[Dataset records]
"""

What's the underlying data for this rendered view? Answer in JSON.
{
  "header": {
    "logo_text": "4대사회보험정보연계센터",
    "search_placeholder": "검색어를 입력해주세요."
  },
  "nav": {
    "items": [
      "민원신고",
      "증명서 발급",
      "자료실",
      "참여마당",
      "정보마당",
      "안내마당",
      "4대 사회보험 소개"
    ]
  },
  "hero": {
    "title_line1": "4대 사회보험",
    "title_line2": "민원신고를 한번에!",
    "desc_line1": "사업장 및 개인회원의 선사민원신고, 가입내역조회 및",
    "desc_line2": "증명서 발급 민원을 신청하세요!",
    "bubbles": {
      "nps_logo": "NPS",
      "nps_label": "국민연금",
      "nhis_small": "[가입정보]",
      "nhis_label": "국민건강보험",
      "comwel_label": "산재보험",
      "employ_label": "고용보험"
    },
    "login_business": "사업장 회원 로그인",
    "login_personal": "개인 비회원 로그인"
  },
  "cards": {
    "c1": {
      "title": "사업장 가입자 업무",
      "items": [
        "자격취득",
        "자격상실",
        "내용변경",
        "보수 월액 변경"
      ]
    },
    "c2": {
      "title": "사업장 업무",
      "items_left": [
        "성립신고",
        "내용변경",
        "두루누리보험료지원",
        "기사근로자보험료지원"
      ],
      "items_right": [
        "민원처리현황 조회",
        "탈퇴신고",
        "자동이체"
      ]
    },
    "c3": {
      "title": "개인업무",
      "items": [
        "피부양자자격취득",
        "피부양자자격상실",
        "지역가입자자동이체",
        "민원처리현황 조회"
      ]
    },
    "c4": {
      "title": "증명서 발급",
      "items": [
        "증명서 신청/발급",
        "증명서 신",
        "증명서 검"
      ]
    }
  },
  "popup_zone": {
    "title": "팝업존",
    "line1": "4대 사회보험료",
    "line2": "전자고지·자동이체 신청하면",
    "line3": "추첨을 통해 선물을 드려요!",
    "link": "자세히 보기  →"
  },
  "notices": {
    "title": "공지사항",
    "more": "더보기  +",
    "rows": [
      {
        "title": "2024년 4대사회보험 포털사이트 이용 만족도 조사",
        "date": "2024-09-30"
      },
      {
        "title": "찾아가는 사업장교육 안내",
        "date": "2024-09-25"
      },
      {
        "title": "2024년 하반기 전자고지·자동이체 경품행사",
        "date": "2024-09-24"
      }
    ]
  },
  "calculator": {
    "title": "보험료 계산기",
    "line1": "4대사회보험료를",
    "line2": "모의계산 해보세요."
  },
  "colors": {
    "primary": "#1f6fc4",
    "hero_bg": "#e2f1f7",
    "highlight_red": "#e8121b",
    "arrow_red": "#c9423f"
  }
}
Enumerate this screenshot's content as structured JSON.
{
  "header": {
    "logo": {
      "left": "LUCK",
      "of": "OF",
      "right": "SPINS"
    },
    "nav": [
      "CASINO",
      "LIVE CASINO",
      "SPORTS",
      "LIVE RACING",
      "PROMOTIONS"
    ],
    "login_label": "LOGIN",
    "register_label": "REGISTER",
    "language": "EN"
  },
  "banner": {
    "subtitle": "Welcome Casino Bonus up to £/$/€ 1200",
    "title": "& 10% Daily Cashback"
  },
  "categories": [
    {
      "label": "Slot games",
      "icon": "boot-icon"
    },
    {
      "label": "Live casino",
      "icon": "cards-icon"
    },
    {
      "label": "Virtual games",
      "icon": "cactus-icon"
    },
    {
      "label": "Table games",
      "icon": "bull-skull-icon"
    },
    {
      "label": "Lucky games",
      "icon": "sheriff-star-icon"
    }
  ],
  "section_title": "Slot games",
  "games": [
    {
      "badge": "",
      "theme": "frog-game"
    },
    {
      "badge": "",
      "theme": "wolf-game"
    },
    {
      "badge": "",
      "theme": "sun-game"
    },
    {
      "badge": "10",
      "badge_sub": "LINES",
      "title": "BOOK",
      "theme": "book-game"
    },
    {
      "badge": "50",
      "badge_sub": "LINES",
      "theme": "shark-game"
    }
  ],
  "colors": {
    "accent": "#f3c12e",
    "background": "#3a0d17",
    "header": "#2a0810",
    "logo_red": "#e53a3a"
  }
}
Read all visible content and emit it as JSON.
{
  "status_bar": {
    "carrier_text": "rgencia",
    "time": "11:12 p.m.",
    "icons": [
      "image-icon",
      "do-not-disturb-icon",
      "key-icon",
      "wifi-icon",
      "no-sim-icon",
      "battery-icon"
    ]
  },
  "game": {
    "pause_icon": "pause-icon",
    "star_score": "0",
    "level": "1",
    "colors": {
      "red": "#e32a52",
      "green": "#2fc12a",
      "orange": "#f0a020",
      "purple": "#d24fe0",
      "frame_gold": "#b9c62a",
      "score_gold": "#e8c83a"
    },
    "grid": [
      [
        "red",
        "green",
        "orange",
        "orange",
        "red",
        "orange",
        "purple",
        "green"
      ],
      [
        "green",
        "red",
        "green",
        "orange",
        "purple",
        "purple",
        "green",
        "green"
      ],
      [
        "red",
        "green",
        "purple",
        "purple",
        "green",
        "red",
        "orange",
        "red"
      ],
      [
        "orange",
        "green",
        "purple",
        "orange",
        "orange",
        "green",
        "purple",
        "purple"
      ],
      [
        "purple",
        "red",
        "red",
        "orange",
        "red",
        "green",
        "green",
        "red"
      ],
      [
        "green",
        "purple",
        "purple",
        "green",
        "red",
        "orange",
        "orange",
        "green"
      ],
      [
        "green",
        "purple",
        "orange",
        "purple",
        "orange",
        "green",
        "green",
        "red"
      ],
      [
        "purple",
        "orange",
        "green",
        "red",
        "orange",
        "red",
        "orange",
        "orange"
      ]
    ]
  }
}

"""

What you are asked to do :: State how many lines of the records hold the string "date", and nothing else.

The output :: 3